Scan the data below for the string "title". Show every line where it turns up.

[Part of a data file]
◆ ◆ ◆ ◆ ◆

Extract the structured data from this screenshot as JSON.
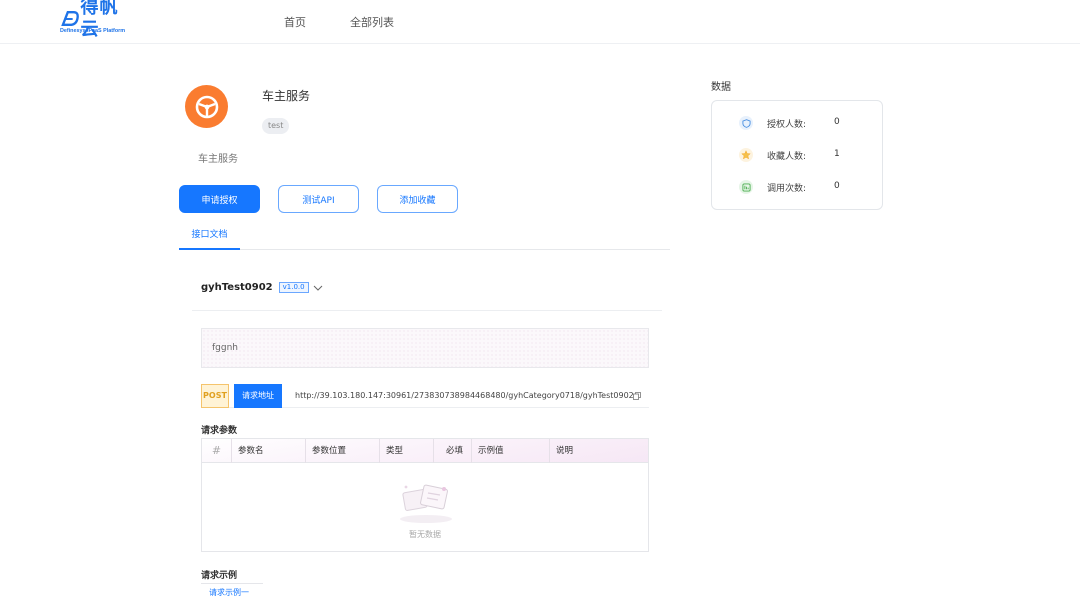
{
  "header": {
    "logo_text": "得帆云",
    "logo_sub": "Definesys iPaaS Platform",
    "nav": [
      "首页",
      "全部列表"
    ]
  },
  "service": {
    "title": "车主服务",
    "tag": "test",
    "description": "车主服务",
    "icon": "steering-wheel-icon",
    "icon_color": "#fa7c30"
  },
  "actions": {
    "apply": "申请授权",
    "test": "测试API",
    "favorite": "添加收藏"
  },
  "tabs": [
    "接口文档"
  ],
  "api": {
    "name": "gyhTest0902",
    "version": "v1.0.0",
    "description": "fggnh",
    "method": "POST",
    "url_label": "请求地址",
    "url": "http://39.103.180.147:30961/273830738984468480/gyhCategory0718/gyhTest0902"
  },
  "params": {
    "title": "请求参数",
    "columns": [
      "#",
      "参数名",
      "参数位置",
      "类型",
      "必填",
      "示例值",
      "说明"
    ],
    "rows": [],
    "empty_text": "暂无数据"
  },
  "example": {
    "title": "请求示例",
    "tab": "请求示例一"
  },
  "stats": {
    "title": "数据",
    "items": [
      {
        "label": "授权人数:",
        "value": "0",
        "icon": "shield-icon",
        "color": "#4a90e2"
      },
      {
        "label": "收藏人数:",
        "value": "1",
        "icon": "star-icon",
        "color": "#f5a623"
      },
      {
        "label": "调用次数:",
        "value": "0",
        "icon": "calls-icon",
        "color": "#4caf50"
      }
    ]
  },
  "colors": {
    "primary": "#1677ff",
    "post": "#e0a020"
  }
}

◆ ◆ ◆ ◆ ◆

▶ [EXERCISE RESPONSE]
    "title": "车主服务",
    "title": "请求参数",
    "title": "请求示例",
    "title": "数据",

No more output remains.